After Racine won, he faced roadblocks that had been placed by former mayor Vincent C. Gray, who thought he was headed for a second term and didn’t want a new AG to break his stride. Gray wasn’t victorious in his reelection bid. However, incoming mayor Muriel Bowser adopted what Gray had developed.

Ironically, those issues came before the DC Council’s Committee on the Judiciary in 2015 for partial resolution. Guess who was chair of that panel then? Yes, Kenyan McDuffie.

In fact, as McDuffie indicated when announcing his candidacy for AG, he has not been anyone’s slouch when it comes to various legal and public safety reforms. Among other things, he introduced legislation requiring the use of police body-worn cameras; brought violence interrupters to the city through the Neighborhood Engagement Achieves Results (NEAR) Act; shepherded creation of the racial equity office in the council and in the executive branch; and advocated for the end of criminal background checks in housing.

But this is not a column to rescue his candidacy; besides, he has already suspended his campaign. McDuffie will determine his next best move.

The larger battle is how to prevent the three-judge panel from misdirecting District residents’ vision for their OAG.

Truth be told, I sensed some bias in the panel’s work. I was flabbergasted when Easterly seemed to suggest that council members were somehow negligent because they filed an amicus brief 12 years after the law establishing AG qualifications was written. While it’s true that in 2014 then-attorney general candidate Lateefah Williams sought advice from the Elections Board about whether she met those qualification standards, there was never any formal legal test. Legislators — former and present — filed their recent brief in response to what in effect was the first challenge of their law, which was brought in late March by Spiva in the form of a challenge to McDuffie’s nominating petitions.

Still, the three-judge panel, no doubt encouraged by Easterly, noted in their order that they were “unpersuaded that the twelve-years-after-the-fact views, expressed in an amicus brief, of some of the legislators who enacted the Attorney General for the District of Columbia Clarification and Elected Term Amendment Act of 2010 have any decisive bearing on our interpretation of § 1-301.83(a)(5)(D) as — and when — it was written.”

It was as if she and her colleagues were accusing the city’s elected council members of lying, noted one civic leader with whom I spoke. “There was a complete and total disregard for the legislative body.

Excerpted records —

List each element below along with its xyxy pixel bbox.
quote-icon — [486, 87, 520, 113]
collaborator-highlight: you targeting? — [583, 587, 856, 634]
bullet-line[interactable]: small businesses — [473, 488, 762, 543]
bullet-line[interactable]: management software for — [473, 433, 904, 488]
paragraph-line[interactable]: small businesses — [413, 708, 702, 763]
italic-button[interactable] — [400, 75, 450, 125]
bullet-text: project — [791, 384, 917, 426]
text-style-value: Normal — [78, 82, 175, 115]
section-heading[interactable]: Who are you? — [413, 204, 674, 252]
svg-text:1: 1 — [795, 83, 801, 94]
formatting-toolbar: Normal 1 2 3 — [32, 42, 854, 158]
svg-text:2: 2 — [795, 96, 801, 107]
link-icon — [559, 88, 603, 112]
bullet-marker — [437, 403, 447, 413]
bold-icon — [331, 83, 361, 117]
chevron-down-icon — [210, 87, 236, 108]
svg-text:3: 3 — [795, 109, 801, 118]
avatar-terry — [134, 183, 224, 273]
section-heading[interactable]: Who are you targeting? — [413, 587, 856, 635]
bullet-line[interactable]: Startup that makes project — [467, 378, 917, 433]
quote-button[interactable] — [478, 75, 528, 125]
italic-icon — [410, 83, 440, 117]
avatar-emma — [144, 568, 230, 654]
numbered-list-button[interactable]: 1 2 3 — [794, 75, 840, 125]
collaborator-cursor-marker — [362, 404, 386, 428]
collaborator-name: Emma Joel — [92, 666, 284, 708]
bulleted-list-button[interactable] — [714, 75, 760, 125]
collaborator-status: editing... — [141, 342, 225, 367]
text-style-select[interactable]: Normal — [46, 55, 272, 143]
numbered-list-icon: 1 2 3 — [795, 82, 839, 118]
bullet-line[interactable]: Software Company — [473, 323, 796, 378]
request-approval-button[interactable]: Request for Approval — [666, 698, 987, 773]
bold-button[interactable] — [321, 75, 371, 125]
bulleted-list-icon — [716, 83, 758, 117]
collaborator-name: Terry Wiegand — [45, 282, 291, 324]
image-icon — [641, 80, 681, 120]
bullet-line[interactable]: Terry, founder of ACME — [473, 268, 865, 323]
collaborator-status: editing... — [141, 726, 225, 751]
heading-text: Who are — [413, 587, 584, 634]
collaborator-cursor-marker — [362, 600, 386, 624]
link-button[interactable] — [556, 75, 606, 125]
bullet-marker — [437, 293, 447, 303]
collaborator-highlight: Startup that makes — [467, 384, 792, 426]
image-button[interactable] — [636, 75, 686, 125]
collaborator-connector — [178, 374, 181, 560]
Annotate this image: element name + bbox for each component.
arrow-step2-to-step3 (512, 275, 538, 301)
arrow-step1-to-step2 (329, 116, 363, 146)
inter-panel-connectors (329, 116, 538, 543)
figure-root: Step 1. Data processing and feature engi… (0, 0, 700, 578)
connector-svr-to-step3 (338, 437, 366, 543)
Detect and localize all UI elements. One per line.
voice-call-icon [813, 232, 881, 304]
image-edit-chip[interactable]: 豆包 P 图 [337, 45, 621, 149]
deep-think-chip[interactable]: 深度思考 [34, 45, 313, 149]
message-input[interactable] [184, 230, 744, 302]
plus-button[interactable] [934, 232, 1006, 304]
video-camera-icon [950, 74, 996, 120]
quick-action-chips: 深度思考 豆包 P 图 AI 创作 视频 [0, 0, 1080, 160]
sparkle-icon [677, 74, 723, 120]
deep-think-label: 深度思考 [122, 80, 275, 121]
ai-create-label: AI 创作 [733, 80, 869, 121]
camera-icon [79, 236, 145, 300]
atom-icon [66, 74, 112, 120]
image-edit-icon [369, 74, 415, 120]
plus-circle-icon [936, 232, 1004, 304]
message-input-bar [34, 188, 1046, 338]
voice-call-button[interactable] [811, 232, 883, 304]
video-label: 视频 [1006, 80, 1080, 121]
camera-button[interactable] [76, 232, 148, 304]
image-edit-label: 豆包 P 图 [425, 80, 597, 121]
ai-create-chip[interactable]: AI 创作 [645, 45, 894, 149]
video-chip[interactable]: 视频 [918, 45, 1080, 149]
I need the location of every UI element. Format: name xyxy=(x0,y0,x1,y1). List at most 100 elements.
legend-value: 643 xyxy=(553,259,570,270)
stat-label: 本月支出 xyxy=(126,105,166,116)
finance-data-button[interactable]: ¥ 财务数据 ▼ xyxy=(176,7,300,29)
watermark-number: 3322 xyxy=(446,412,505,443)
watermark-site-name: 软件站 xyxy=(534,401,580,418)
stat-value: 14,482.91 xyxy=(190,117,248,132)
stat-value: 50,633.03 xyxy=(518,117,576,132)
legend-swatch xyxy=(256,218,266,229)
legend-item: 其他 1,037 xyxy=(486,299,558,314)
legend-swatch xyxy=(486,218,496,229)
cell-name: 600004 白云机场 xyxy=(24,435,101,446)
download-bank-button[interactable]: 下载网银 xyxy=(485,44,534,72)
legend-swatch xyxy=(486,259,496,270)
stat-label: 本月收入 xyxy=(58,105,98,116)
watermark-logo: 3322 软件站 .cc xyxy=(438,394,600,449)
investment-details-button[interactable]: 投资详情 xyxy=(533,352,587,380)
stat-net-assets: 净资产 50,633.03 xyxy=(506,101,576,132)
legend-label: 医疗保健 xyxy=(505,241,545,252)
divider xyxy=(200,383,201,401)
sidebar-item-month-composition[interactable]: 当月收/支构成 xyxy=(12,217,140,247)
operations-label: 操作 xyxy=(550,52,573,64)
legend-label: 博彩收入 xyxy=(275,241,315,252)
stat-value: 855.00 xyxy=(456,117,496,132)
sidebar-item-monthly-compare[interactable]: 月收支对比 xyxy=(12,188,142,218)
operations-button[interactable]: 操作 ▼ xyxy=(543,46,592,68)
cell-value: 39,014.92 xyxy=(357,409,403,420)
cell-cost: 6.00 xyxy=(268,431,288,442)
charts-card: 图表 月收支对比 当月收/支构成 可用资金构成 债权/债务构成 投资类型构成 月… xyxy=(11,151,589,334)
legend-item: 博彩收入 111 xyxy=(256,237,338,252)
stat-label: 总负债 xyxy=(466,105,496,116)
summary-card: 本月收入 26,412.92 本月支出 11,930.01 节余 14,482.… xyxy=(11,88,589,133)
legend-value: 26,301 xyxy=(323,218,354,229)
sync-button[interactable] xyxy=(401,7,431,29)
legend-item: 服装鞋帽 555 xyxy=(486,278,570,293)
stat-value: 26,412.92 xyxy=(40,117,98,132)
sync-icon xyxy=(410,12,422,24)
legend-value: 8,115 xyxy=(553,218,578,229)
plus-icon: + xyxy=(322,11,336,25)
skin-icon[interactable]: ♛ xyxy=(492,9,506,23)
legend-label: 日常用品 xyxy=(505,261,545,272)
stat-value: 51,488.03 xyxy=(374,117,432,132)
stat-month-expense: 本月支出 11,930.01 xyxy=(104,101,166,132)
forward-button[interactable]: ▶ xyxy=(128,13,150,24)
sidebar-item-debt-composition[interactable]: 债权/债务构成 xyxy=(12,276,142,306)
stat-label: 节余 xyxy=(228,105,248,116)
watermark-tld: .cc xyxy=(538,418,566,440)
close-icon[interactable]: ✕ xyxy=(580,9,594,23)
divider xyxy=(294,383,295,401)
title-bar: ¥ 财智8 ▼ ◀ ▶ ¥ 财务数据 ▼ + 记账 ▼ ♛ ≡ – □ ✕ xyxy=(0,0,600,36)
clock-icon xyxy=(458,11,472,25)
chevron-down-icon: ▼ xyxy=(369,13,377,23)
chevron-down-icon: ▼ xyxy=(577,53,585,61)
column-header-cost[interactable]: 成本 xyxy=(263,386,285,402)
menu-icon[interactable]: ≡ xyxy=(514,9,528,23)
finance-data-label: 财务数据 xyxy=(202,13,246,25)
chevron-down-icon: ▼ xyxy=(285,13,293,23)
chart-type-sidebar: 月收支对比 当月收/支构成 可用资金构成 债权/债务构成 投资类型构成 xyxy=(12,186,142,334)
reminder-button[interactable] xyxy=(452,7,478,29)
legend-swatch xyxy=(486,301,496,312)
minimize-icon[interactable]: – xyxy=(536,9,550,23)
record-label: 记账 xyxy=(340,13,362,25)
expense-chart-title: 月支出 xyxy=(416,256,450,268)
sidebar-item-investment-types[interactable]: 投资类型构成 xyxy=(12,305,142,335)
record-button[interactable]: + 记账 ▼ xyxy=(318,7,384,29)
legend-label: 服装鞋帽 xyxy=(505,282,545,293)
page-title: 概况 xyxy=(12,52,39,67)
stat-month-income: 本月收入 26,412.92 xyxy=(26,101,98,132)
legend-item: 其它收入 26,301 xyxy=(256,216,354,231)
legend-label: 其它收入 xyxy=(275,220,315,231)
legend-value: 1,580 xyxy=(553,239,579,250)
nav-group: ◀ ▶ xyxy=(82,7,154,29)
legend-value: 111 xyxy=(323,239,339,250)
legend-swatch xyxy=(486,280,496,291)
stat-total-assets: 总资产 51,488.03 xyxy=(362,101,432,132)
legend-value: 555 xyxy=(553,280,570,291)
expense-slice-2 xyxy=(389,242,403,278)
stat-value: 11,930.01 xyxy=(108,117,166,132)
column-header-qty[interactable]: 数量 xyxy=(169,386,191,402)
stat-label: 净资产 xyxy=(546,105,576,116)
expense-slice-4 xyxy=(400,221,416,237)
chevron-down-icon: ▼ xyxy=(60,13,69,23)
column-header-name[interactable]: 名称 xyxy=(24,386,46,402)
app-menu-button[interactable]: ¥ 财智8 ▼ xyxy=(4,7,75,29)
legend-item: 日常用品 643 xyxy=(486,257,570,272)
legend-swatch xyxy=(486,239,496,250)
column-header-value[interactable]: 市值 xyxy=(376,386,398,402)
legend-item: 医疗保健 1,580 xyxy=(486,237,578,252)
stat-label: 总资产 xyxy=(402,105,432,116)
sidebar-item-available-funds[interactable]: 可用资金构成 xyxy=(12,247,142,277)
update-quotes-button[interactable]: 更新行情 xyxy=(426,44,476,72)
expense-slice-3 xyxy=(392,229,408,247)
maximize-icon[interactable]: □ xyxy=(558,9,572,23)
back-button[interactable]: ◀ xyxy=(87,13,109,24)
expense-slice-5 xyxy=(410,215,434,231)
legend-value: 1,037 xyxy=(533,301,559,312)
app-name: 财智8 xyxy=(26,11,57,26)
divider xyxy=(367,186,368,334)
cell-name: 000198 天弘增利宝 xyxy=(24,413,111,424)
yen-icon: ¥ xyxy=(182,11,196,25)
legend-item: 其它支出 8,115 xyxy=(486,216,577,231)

Exercise description — Extend the column on McDuffie's bid for D.C. attorney general, picking up after its last sentence. The material isn't needed for this.

Response area —
“I think there was only one living former [council] member who didn’t sign that letter,” continued the civic leader. “It shows how serious they were in putting [it] together.”

Legislators must act. They need not introduce new law as much as clarify the existing statute, which can be done through emergency legislation or through the 2023 budget support act that is currently before them. While I don’t believe there is a need for a public roundtable in this instance, the council may find it an opportunity to gather comments from average residents as well as those in the legal arena; it would also foster discussion to make clear the issue is not just the political career of one man. However, whatever path is taken to effect the change, delays should not be acceptable.

My suggestion: You shouldn’t have to be an attorney to know who meets the qualifications to serve the people as attorney general.

There is a general election in November. The dual rulings could have the effect of slamming the door in the face of other potential AG candidates who are prepared for the job and who have made solid, measurable contributions to the District through their federal or local government employment. They shouldn’t be ruled out because they held jobs where they used their lawyerly skills but where being an attorney wasn’t a prerequisite — a class that isn’t limited to council members who happen to be attorneys.

Equally important, the council owes it to District residents to preserve prerogatives and the authority of the legislative branch of their government while freeing the OAG from the hostile takeover currently underway.